* **What this task involves**: Here are some entries; quote each one exactly.

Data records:
* * *
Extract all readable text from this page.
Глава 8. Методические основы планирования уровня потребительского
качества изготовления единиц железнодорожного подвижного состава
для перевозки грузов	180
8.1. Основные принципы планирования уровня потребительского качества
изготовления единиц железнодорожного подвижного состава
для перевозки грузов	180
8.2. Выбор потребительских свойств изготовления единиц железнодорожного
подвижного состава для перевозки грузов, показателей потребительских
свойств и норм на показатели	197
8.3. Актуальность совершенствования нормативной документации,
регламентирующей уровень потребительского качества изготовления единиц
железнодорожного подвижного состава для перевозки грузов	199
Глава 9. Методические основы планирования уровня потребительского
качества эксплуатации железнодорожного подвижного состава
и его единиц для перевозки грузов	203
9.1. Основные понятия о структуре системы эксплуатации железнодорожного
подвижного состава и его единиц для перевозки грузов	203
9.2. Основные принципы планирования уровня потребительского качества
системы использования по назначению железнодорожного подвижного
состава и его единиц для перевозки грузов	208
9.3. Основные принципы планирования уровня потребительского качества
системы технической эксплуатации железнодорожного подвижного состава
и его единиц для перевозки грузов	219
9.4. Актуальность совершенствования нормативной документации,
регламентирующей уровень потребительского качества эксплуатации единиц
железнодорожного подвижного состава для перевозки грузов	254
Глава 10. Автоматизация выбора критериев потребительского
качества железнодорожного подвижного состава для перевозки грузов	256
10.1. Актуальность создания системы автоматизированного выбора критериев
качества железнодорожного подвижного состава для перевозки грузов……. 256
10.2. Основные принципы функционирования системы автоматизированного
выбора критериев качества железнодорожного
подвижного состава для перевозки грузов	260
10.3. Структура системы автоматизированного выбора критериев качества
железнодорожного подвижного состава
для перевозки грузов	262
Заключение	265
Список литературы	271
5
* * *
* **Worked solution**:
Extract all readable text from this page.
Глава 8. Методические основы планирования уровня потребительского
качества изготовления единиц железнодорожного подвижного состава
для перевозки грузов	180
8.1. Основные принципы планирования уровня потребительского качества
изготовления единиц железнодорожного подвижного состава
для перевозки грузов	180
8.2. Выбор потребительских свойств изготовления единиц железнодорожного
подвижного состава для перевозки грузов, показателей потребительских
свойств и норм на показатели	197
8.3. Актуальность совершенствования нормативной документации,
регламентирующей уровень потребительского качества изготовления единиц
железнодорожного подвижного состава для перевозки грузов	199
Глава 9. Методические основы планирования уровня потребительского
качества эксплуатации железнодорожного подвижного состава
и его единиц для перевозки грузов	203
9.1. Основные понятия о структуре системы эксплуатации железнодорожного
подвижного состава и его единиц для перевозки грузов	203
9.2. Основные принципы планирования уровня потребительского качества
системы использования по назначению железнодорожного подвижного
состава и его единиц для перевозки грузов	208
9.3. Основные принципы планирования уровня потребительского качества
системы технической эксплуатации железнодорожного подвижного состава
и его единиц для перевозки грузов	219
9.4. Актуальность совершенствования нормативной документации,
регламентирующей уровень потребительского качества эксплуатации единиц
железнодорожного подвижного состава для перевозки грузов	254
Глава 10. Автоматизация выбора критериев потребительского
качества железнодорожного подвижного состава для перевозки грузов	256
10.1. Актуальность создания системы автоматизированного выбора критериев
качества железнодорожного подвижного состава для перевозки грузов……. 256
10.2. Основные принципы функционирования системы автоматизированного
выбора критериев качества железнодорожного
подвижного состава для перевозки грузов	260
10.3. Структура системы автоматизированного выбора критериев качества
железнодорожного подвижного состава
для перевозки грузов	262
Заключение	265
Список литературы	271
5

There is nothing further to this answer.